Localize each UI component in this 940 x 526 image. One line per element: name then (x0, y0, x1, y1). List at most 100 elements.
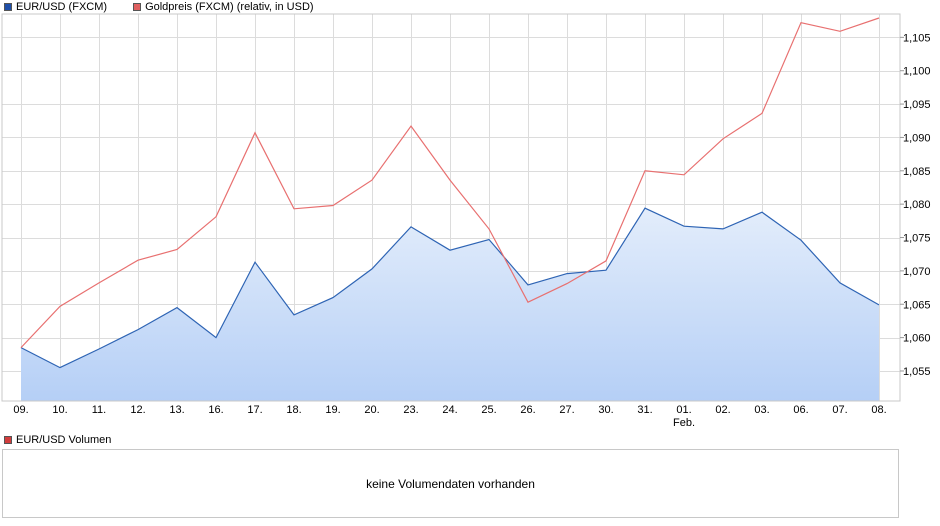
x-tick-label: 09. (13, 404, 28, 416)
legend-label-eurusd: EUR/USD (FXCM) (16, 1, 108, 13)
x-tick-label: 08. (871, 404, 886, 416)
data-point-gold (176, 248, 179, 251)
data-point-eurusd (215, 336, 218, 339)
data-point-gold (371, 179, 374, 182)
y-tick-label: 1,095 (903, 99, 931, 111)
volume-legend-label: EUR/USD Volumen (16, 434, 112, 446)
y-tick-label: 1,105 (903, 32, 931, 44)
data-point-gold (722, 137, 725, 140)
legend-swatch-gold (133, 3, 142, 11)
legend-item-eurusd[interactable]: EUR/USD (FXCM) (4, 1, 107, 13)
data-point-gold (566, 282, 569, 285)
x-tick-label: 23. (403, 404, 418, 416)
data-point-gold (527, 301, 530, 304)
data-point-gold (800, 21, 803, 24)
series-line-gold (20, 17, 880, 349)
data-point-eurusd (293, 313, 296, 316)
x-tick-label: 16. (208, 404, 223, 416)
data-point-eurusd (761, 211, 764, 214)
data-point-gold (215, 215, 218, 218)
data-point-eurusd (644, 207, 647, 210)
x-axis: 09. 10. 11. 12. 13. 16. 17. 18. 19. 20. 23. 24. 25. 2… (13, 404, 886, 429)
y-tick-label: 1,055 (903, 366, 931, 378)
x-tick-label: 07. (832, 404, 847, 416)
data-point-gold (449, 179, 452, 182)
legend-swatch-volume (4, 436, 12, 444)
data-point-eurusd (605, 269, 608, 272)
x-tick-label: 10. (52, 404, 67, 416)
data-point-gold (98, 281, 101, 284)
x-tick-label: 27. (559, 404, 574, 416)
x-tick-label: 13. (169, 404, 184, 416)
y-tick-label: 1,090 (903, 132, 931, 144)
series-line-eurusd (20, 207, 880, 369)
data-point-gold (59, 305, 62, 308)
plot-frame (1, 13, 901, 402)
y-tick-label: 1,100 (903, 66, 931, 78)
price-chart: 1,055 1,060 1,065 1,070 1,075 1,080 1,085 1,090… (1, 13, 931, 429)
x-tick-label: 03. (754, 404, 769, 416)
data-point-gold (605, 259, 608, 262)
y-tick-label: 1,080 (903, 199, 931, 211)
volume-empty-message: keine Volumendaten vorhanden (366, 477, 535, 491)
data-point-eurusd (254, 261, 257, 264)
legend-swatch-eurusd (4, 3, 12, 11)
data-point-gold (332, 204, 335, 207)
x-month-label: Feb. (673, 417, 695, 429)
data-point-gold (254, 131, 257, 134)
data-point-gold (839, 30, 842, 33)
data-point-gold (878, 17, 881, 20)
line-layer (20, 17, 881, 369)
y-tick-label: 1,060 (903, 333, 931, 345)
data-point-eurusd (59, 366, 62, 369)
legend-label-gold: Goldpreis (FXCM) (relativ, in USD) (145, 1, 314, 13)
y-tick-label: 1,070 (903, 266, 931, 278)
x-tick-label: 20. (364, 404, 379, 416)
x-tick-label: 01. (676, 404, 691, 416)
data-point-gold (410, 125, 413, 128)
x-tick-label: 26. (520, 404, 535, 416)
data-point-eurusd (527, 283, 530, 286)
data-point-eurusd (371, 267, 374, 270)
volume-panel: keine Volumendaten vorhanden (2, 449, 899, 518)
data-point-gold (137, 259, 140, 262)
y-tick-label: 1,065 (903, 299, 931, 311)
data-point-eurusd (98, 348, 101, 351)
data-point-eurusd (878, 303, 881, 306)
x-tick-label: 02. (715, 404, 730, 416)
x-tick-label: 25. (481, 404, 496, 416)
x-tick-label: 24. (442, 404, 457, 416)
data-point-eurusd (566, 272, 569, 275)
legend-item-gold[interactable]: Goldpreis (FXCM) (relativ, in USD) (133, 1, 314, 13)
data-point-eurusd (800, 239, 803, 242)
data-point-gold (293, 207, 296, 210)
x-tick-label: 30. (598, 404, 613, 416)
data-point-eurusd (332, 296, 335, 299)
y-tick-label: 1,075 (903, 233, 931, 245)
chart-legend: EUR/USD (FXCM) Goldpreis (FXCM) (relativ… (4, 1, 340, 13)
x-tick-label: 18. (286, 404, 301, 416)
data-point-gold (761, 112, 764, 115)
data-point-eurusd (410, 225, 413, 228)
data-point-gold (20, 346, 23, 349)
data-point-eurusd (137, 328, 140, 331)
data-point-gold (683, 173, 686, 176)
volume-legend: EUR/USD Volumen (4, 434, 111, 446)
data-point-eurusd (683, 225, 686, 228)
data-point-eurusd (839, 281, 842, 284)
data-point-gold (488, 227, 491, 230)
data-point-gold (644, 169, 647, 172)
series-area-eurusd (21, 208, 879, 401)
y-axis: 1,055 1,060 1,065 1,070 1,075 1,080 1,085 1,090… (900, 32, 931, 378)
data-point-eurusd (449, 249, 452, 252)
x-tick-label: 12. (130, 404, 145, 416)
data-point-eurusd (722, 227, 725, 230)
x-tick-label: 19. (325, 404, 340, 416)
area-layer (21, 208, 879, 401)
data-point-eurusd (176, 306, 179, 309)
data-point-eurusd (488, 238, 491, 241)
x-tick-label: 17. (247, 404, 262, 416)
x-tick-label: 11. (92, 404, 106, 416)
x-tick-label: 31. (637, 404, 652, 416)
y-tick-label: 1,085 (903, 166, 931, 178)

^^^^^^^^^^^^^^^^

REQUIRED TASK >> Copy the material from the line with "x-tick-label: 09. (13, 404, 28, 416)" up to and including the line with "series-line-gold (20, 17, 880, 349)", word for word.

ANSWER TO THE PROBLEM >>
x-tick-label: 09. (13, 404, 28, 416)
legend-label-eurusd: EUR/USD (FXCM) (16, 1, 108, 13)
x-tick-label: 08. (871, 404, 886, 416)
data-point-gold (176, 248, 179, 251)
data-point-eurusd (215, 336, 218, 339)
data-point-gold (371, 179, 374, 182)
y-tick-label: 1,095 (903, 99, 931, 111)
volume-legend-label: EUR/USD Volumen (16, 434, 112, 446)
y-tick-label: 1,105 (903, 32, 931, 44)
data-point-gold (722, 137, 725, 140)
legend-swatch-gold (133, 3, 142, 11)
legend-item-eurusd[interactable]: EUR/USD (FXCM) (4, 1, 107, 13)
data-point-gold (566, 282, 569, 285)
x-tick-label: 23. (403, 404, 418, 416)
data-point-gold (527, 301, 530, 304)
data-point-gold (800, 21, 803, 24)
series-line-gold (20, 17, 880, 349)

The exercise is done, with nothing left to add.